-- LISTED ENTRIES start --
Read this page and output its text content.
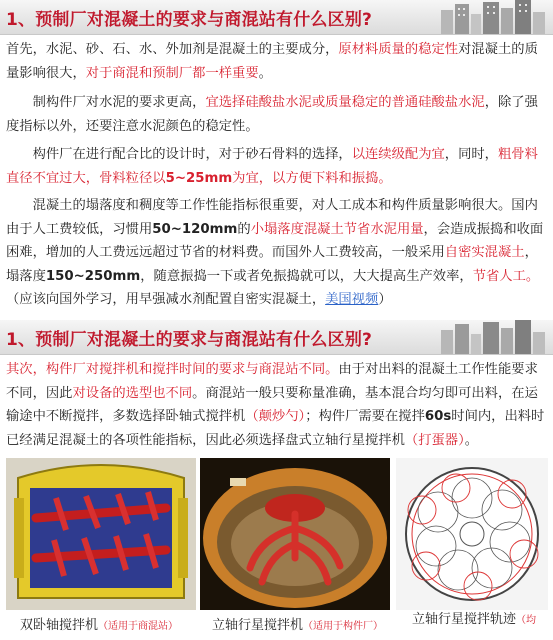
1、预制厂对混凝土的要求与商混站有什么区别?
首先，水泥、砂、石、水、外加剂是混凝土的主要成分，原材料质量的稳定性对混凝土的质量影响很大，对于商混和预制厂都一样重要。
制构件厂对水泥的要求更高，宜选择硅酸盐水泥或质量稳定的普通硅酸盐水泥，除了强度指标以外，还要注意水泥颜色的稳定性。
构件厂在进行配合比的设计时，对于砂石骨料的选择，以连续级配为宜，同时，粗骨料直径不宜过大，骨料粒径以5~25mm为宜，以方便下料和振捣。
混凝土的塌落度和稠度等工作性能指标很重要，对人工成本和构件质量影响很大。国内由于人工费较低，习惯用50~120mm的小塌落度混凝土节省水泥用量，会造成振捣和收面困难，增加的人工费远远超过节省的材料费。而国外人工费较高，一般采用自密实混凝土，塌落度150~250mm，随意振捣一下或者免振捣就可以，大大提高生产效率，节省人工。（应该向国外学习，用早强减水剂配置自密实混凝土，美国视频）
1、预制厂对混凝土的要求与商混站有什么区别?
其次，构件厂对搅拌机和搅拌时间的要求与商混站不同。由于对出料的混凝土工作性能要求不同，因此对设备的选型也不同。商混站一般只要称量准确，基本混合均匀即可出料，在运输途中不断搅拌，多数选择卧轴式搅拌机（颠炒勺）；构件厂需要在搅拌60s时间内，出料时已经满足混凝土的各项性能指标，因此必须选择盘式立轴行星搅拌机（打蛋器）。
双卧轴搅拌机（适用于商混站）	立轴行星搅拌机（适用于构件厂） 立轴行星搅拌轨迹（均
-- LISTED ENTRIES end --
Write out every line above exactly as it is, leaving out the pictures.

**RESULT OF THE EXERCISE**
Read this page and output its text content.
1、预制厂对混凝土的要求与商混站有什么区别?
首先，水泥、砂、石、水、外加剂是混凝土的主要成分，原材料质量的稳定性对混凝土的质量影响很大，对于商混和预制厂都一样重要。
制构件厂对水泥的要求更高，宜选择硅酸盐水泥或质量稳定的普通硅酸盐水泥，除了强度指标以外，还要注意水泥颜色的稳定性。
构件厂在进行配合比的设计时，对于砂石骨料的选择，以连续级配为宜，同时，粗骨料直径不宜过大，骨料粒径以5~25mm为宜，以方便下料和振捣。
混凝土的塌落度和稠度等工作性能指标很重要，对人工成本和构件质量影响很大。国内由于人工费较低，习惯用50~120mm的小塌落度混凝土节省水泥用量，会造成振捣和收面困难，增加的人工费远远超过节省的材料费。而国外人工费较高，一般采用自密实混凝土，塌落度150~250mm，随意振捣一下或者免振捣就可以，大大提高生产效率，节省人工。（应该向国外学习，用早强减水剂配置自密实混凝土，美国视频）
1、预制厂对混凝土的要求与商混站有什么区别?
其次，构件厂对搅拌机和搅拌时间的要求与商混站不同。由于对出料的混凝土工作性能要求不同，因此对设备的选型也不同。商混站一般只要称量准确，基本混合均匀即可出料，在运输途中不断搅拌，多数选择卧轴式搅拌机（颠炒勺）；构件厂需要在搅拌60s时间内，出料时已经满足混凝土的各项性能指标，因此必须选择盘式立轴行星搅拌机（打蛋器）。
双卧轴搅拌机（适用于商混站）	立轴行星搅拌机（适用于构件厂） 立轴行星搅拌轨迹（均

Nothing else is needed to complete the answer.